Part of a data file
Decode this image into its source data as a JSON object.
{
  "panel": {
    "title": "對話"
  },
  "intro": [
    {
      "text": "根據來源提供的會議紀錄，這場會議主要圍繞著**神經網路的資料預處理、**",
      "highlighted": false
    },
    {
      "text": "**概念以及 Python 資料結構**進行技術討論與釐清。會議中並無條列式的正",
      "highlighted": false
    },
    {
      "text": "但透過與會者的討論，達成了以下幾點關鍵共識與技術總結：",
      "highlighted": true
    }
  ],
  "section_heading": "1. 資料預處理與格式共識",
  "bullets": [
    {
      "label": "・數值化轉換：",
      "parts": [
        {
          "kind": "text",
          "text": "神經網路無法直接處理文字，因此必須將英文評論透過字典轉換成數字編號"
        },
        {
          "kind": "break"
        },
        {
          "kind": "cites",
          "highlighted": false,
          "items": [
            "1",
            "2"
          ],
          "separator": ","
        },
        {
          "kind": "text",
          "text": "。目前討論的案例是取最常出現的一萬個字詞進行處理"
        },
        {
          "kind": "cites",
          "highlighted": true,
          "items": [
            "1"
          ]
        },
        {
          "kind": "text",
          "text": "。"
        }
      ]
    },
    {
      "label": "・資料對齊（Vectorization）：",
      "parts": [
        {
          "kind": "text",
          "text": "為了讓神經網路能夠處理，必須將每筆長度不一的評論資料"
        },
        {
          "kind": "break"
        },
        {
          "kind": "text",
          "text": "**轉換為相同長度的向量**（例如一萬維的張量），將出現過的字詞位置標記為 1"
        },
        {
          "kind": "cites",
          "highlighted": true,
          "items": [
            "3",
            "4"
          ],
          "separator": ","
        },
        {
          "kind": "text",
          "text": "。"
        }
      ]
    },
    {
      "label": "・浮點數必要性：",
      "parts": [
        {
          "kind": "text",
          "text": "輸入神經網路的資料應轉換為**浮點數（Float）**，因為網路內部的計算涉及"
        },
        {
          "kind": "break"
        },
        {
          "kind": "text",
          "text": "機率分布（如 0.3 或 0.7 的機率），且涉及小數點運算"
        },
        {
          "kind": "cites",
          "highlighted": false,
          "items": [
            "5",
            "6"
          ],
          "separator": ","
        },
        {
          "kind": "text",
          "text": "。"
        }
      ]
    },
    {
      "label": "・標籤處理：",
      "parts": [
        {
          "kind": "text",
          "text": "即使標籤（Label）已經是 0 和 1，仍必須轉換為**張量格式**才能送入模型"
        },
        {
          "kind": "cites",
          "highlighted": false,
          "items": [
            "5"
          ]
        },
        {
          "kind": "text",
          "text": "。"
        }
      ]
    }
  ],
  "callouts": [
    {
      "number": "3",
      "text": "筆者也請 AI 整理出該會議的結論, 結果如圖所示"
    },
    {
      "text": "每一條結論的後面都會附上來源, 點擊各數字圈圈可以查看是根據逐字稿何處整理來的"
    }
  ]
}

_What to produce:_ Your task is to retype all the records above with nothing left out.

_Answer to the task:_
Decode this image into its source data as a JSON object.
{
  "panel": {
    "title": "對話"
  },
  "intro": [
    {
      "text": "根據來源提供的會議紀錄，這場會議主要圍繞著**神經網路的資料預處理、**",
      "highlighted": false
    },
    {
      "text": "**概念以及 Python 資料結構**進行技術討論與釐清。會議中並無條列式的正",
      "highlighted": false
    },
    {
      "text": "但透過與會者的討論，達成了以下幾點關鍵共識與技術總結：",
      "highlighted": true
    }
  ],
  "section_heading": "1. 資料預處理與格式共識",
  "bullets": [
    {
      "label": "・數值化轉換：",
      "parts": [
        {
          "kind": "text",
          "text": "神經網路無法直接處理文字，因此必須將英文評論透過字典轉換成數字編號"
        },
        {
          "kind": "break"
        },
        {
          "kind": "cites",
          "highlighted": false,
          "items": [
            "1",
            "2"
          ],
          "separator": ","
        },
        {
          "kind": "text",
          "text": "。目前討論的案例是取最常出現的一萬個字詞進行處理"
        },
        {
          "kind": "cites",
          "highlighted": true,
          "items": [
            "1"
          ]
        },
        {
          "kind": "text",
          "text": "。"
        }
      ]
    },
    {
      "label": "・資料對齊（Vectorization）：",
      "parts": [
        {
          "kind": "text",
          "text": "為了讓神經網路能夠處理，必須將每筆長度不一的評論資料"
        },
        {
          "kind": "break"
        },
        {
          "kind": "text",
          "text": "**轉換為相同長度的向量**（例如一萬維的張量），將出現過的字詞位置標記為 1"
        },
        {
          "kind": "cites",
          "highlighted": true,
          "items": [
            "3",
            "4"
          ],
          "separator": ","
        },
        {
          "kind": "text",
          "text": "。"
        }
      ]
    },
    {
      "label": "・浮點數必要性：",
      "parts": [
        {
          "kind": "text",
          "text": "輸入神經網路的資料應轉換為**浮點數（Float）**，因為網路內部的計算涉及"
        },
        {
          "kind": "break"
        },
        {
          "kind": "text",
          "text": "機率分布（如 0.3 或 0.7 的機率），且涉及小數點運算"
        },
        {
          "kind": "cites",
          "highlighted": false,
          "items": [
            "5",
            "6"
          ],
          "separator": ","
        },
        {
          "kind": "text",
          "text": "。"
        }
      ]
    },
    {
      "label": "・標籤處理：",
      "parts": [
        {
          "kind": "text",
          "text": "即使標籤（Label）已經是 0 和 1，仍必須轉換為**張量格式**才能送入模型"
        },
        {
          "kind": "cites",
          "highlighted": false,
          "items": [
            "5"
          ]
        },
        {
          "kind": "text",
          "text": "。"
        }
      ]
    }
  ],
  "callouts": [
    {
      "number": "3",
      "text": "筆者也請 AI 整理出該會議的結論, 結果如圖所示"
    },
    {
      "text": "每一條結論的後面都會附上來源, 點擊各數字圈圈可以查看是根據逐字稿何處整理來的"
    }
  ]
}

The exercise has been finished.